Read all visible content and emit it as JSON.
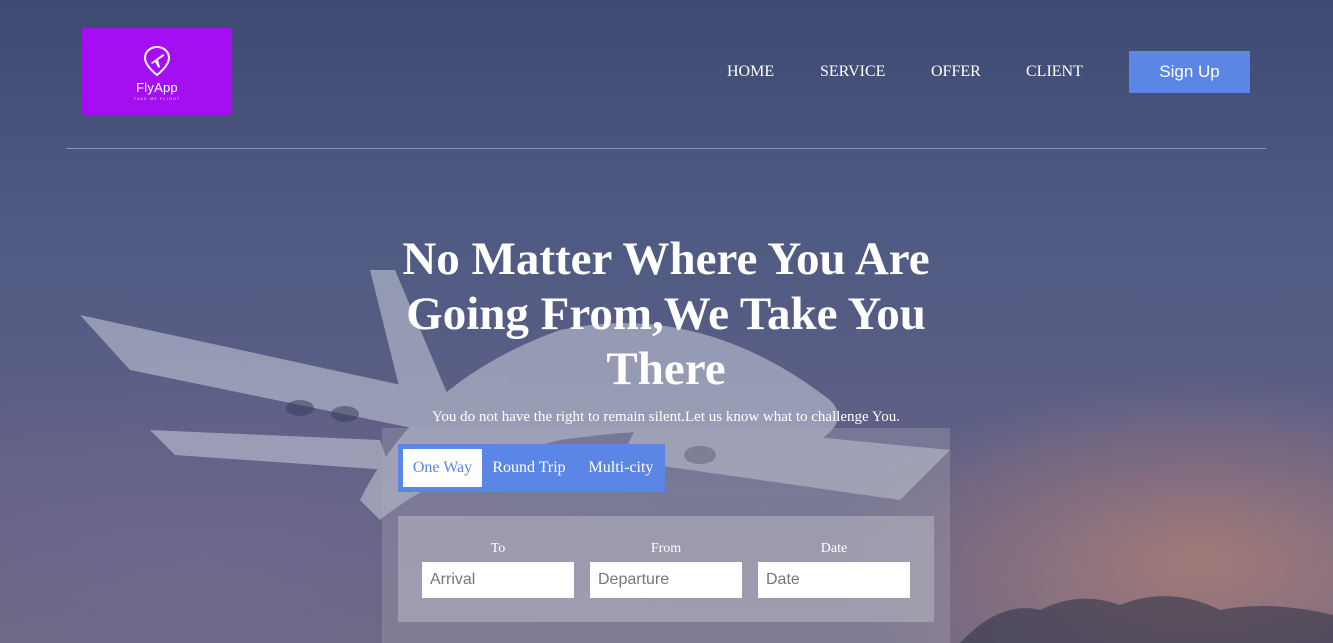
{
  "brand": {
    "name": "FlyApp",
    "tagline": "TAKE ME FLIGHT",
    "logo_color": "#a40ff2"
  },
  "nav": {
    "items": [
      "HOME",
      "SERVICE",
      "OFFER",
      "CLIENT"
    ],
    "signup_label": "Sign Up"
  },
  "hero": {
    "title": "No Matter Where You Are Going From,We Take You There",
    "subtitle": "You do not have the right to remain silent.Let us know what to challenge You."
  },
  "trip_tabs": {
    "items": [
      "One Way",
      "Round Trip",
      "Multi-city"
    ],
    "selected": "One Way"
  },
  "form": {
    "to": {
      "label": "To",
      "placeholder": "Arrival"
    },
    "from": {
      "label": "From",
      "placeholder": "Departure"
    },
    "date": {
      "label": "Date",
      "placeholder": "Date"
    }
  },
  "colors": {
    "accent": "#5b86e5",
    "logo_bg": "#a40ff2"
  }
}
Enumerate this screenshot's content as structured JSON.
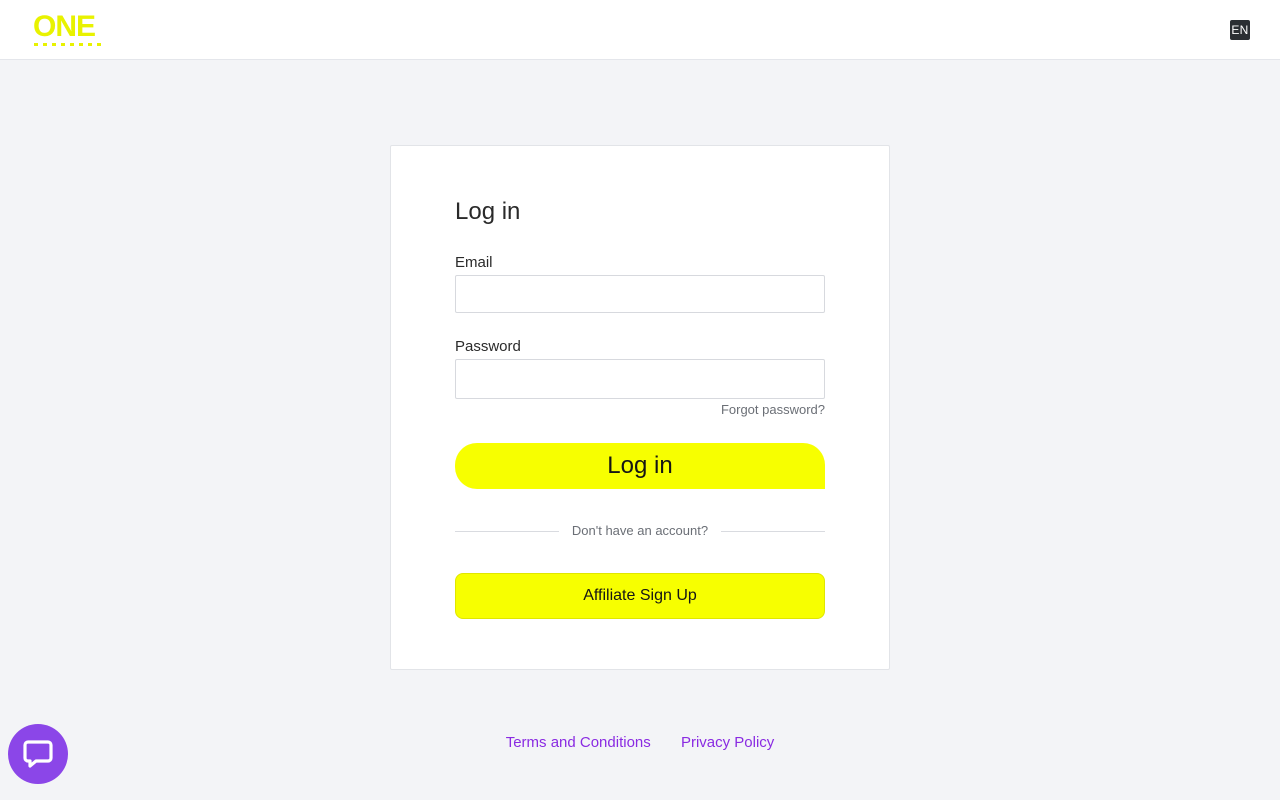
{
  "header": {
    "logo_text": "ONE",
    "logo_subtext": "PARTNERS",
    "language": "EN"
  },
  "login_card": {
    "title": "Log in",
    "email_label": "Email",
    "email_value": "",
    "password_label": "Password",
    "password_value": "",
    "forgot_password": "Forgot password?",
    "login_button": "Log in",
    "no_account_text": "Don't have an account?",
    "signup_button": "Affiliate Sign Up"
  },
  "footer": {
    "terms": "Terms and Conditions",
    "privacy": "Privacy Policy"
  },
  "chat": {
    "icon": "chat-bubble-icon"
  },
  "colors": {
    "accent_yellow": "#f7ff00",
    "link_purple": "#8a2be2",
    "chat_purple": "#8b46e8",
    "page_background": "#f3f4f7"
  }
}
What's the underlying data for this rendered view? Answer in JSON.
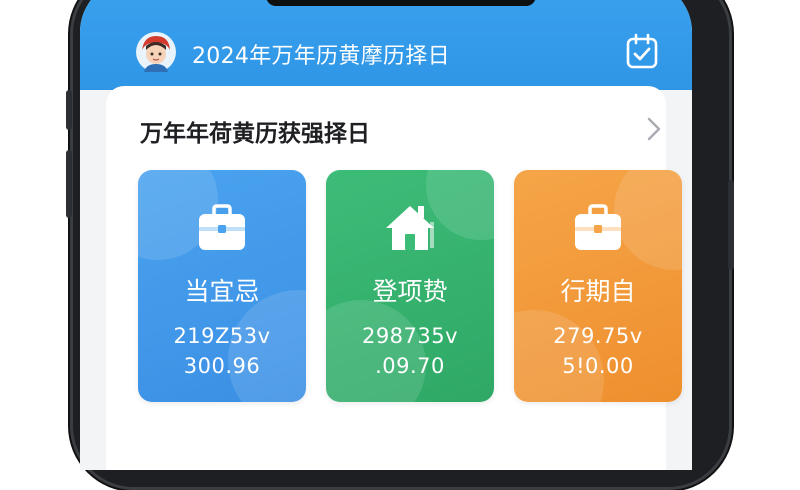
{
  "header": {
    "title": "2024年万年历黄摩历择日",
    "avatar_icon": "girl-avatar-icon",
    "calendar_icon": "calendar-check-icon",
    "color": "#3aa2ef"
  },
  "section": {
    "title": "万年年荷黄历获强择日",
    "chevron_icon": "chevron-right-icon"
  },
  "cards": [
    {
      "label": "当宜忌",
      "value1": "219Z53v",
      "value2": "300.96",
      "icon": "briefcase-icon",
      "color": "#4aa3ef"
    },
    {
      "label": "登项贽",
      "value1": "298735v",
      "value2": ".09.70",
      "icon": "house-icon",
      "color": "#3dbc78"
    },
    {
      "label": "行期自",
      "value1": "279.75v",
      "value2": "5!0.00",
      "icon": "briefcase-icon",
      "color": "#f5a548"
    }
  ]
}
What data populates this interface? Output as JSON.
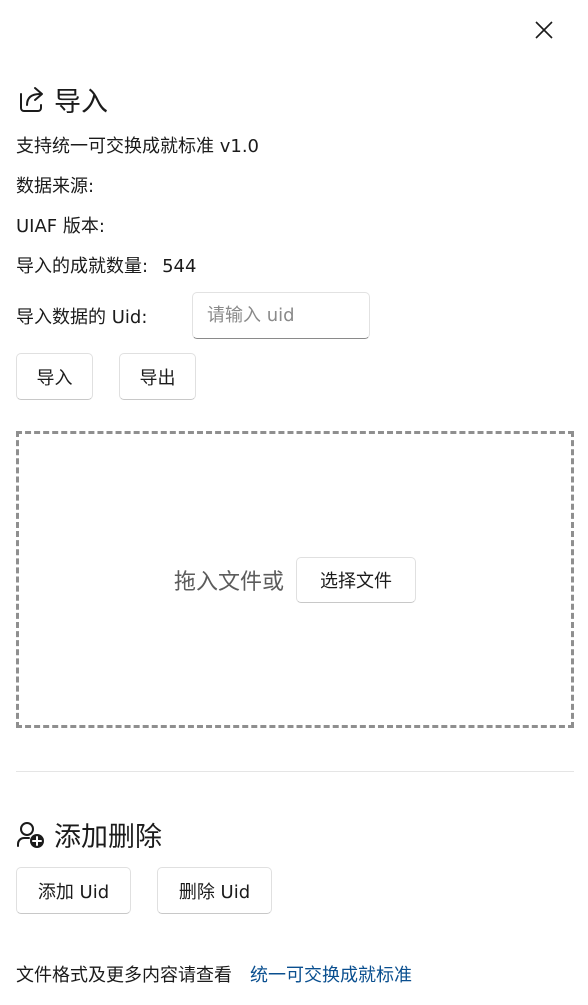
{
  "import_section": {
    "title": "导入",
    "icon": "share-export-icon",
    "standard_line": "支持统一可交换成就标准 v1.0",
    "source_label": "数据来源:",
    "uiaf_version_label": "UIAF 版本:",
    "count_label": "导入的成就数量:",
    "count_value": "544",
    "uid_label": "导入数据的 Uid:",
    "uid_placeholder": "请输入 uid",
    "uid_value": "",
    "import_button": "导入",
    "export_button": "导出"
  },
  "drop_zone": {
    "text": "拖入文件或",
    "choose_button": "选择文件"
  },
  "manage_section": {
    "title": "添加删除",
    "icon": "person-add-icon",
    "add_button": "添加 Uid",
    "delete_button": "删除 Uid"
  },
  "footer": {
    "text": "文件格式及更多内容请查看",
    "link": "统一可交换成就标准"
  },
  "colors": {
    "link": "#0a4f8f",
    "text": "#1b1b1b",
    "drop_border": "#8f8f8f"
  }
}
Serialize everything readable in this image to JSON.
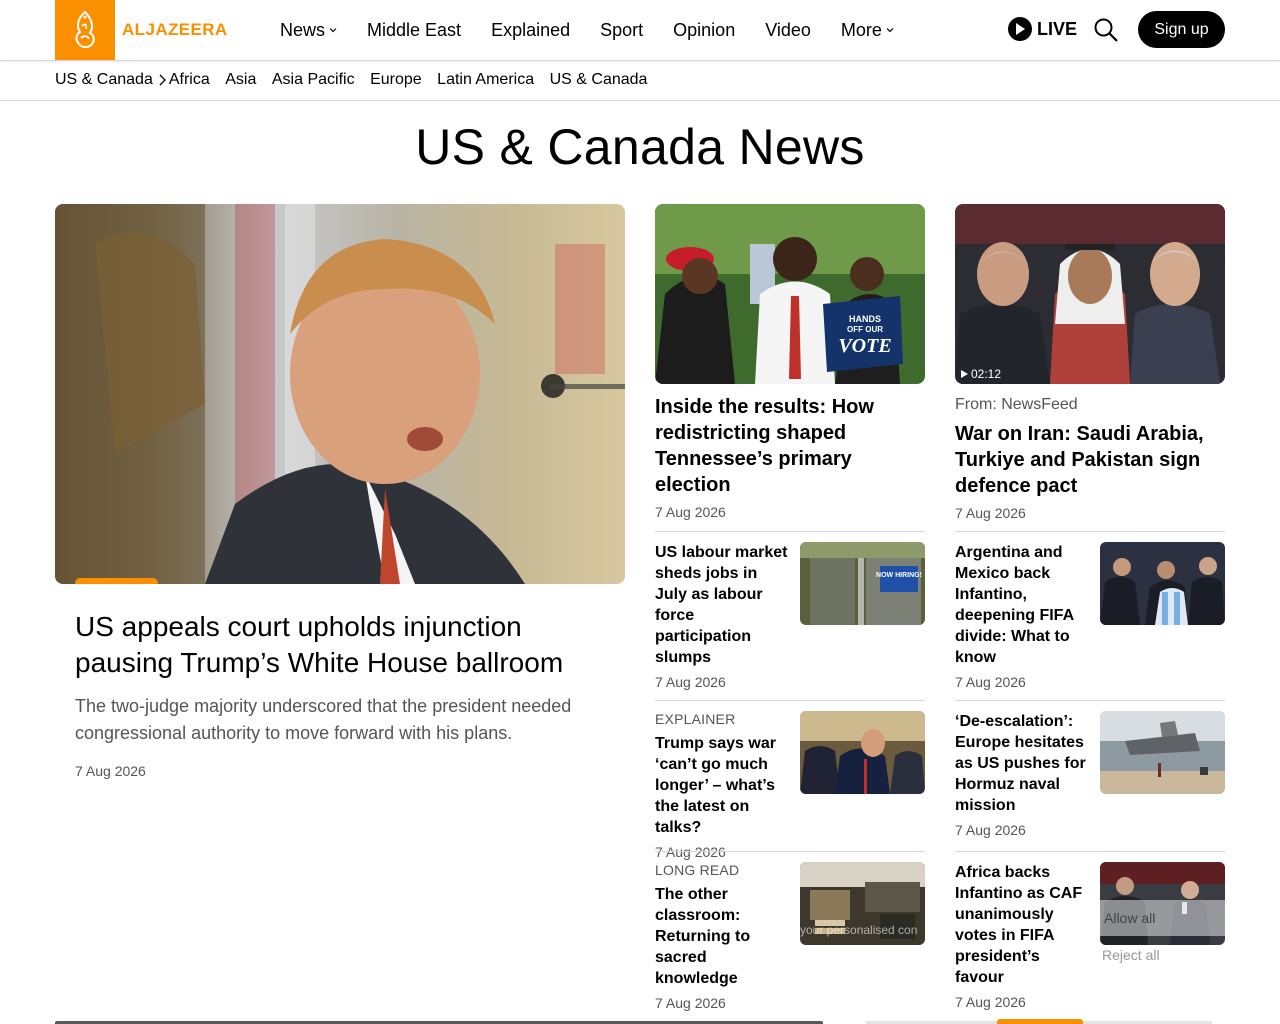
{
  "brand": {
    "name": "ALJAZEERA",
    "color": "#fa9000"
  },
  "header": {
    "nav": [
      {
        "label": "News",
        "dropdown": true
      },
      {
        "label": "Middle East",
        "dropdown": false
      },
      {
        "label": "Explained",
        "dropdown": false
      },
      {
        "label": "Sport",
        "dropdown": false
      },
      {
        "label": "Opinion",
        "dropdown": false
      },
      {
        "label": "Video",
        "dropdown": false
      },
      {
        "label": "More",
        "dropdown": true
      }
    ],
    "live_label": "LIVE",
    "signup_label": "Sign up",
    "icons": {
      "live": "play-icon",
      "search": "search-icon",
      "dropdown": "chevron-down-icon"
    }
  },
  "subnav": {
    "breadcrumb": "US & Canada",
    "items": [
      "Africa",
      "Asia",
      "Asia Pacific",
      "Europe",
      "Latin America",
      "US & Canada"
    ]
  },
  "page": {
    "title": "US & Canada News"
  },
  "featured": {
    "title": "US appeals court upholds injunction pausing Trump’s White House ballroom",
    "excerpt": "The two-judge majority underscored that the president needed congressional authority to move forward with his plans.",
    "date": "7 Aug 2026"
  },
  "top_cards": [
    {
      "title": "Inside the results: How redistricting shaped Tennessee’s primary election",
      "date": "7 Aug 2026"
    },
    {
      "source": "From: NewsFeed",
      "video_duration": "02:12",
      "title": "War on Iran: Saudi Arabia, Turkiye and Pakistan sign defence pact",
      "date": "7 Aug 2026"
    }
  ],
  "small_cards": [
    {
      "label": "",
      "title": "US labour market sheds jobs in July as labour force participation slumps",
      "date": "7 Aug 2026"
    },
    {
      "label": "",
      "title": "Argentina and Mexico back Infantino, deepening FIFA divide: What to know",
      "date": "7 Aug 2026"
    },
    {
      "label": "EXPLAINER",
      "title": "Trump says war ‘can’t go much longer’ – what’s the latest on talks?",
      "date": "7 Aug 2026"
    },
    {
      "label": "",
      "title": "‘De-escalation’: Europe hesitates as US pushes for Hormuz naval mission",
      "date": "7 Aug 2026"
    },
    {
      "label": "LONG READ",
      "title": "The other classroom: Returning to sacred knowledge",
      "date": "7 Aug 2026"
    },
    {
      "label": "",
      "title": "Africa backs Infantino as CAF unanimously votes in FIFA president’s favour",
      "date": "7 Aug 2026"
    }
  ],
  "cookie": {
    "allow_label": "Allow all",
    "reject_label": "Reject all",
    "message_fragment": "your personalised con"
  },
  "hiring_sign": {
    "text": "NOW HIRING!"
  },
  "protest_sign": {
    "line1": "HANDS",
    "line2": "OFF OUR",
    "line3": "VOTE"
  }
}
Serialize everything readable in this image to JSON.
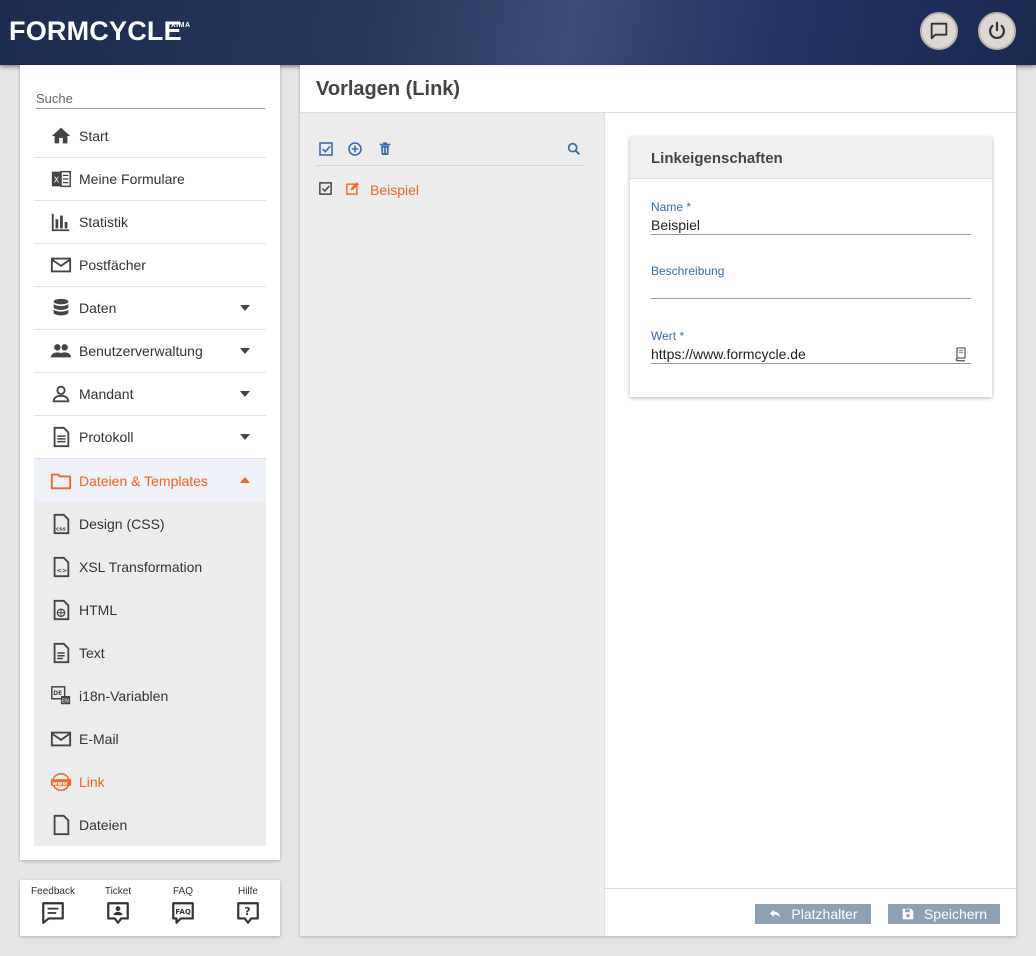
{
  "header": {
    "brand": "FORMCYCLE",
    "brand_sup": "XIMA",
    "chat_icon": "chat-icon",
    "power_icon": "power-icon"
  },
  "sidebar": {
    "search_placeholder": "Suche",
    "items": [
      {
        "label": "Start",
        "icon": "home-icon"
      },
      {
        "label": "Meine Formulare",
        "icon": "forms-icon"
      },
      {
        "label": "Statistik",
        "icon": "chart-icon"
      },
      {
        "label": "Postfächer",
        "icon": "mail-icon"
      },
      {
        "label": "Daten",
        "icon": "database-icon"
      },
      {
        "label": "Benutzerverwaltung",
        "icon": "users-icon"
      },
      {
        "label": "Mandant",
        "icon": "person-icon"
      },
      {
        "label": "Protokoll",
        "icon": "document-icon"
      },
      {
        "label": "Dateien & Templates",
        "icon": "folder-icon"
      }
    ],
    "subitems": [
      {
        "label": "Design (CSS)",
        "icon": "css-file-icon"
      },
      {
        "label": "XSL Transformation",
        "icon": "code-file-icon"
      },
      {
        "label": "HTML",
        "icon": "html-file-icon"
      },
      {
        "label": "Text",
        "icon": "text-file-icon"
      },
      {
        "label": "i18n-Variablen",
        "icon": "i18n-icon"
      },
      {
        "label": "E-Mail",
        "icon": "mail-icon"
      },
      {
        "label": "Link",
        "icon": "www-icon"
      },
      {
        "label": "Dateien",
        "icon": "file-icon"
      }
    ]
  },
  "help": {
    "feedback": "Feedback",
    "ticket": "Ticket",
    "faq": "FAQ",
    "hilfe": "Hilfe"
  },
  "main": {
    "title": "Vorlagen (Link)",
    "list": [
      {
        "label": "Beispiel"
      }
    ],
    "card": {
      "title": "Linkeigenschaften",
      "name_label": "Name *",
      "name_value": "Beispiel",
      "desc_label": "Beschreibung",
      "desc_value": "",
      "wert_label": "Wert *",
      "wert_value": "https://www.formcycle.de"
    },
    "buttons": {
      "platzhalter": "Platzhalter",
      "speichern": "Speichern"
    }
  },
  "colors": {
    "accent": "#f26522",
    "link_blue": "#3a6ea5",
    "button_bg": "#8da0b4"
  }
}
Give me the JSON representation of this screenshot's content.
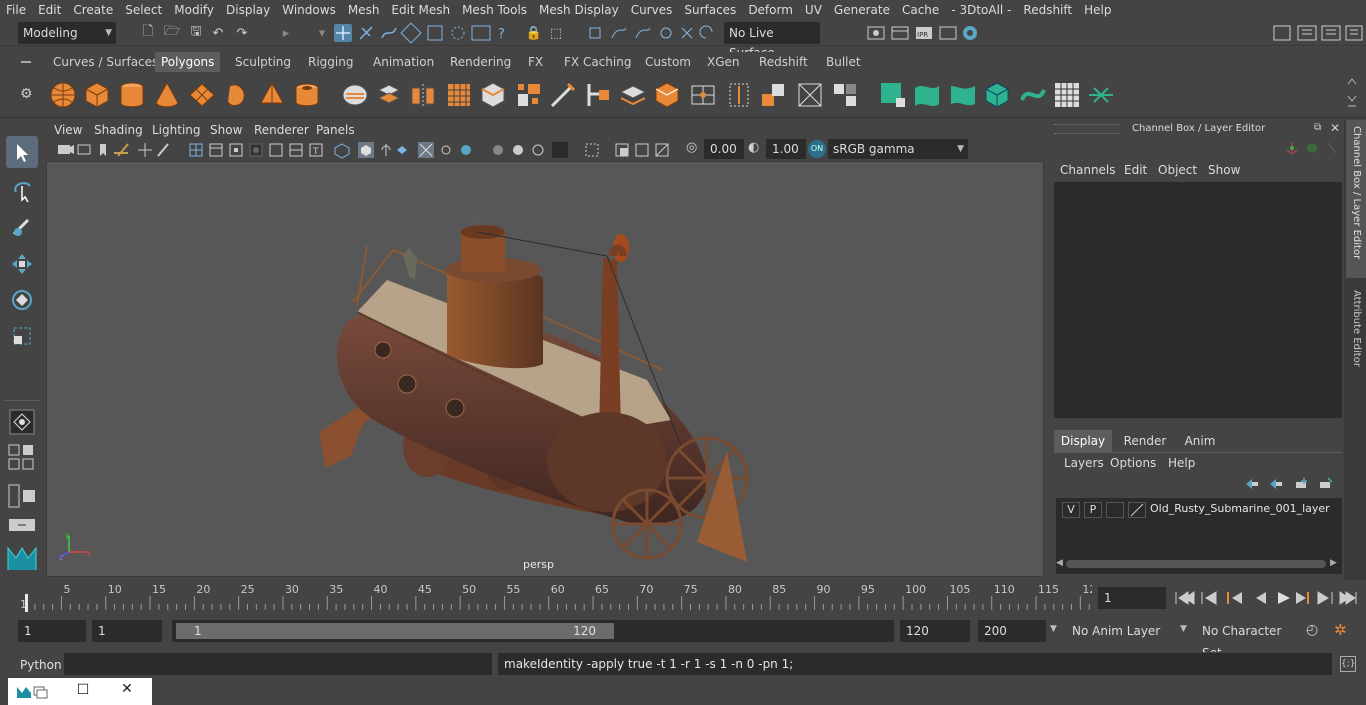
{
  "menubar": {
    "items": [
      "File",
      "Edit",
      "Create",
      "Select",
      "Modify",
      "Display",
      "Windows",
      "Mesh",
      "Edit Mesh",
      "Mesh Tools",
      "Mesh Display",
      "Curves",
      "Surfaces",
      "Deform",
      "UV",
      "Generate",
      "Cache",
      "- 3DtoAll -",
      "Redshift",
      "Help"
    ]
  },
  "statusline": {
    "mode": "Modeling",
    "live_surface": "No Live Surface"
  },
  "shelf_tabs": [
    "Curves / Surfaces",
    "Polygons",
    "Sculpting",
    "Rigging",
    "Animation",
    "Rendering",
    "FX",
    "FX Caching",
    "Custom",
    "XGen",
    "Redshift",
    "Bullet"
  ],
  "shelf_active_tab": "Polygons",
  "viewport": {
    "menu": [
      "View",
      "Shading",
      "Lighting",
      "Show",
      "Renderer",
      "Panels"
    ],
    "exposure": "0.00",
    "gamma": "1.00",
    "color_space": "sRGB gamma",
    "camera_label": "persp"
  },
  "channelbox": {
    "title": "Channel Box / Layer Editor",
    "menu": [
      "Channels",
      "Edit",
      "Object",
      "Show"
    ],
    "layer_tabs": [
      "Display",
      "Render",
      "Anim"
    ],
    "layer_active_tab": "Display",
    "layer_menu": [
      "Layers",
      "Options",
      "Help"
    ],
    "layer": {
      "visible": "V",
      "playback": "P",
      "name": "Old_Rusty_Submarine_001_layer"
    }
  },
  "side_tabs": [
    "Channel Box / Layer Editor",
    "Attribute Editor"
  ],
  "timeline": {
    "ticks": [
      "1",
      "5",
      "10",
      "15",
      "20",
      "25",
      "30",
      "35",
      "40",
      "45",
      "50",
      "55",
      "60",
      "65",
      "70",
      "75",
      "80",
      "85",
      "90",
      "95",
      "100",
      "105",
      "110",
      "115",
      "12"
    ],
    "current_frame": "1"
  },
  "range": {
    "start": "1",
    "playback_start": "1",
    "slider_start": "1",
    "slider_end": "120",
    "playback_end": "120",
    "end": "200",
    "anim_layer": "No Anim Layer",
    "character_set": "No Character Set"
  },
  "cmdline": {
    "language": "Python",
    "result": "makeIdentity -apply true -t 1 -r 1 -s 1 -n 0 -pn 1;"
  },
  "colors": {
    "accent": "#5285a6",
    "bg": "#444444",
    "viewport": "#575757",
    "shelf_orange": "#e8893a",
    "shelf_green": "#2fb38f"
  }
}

▸ Goal
Count the lines in the records above that contain the word "Europe", and give only that number.

▸ Response below
2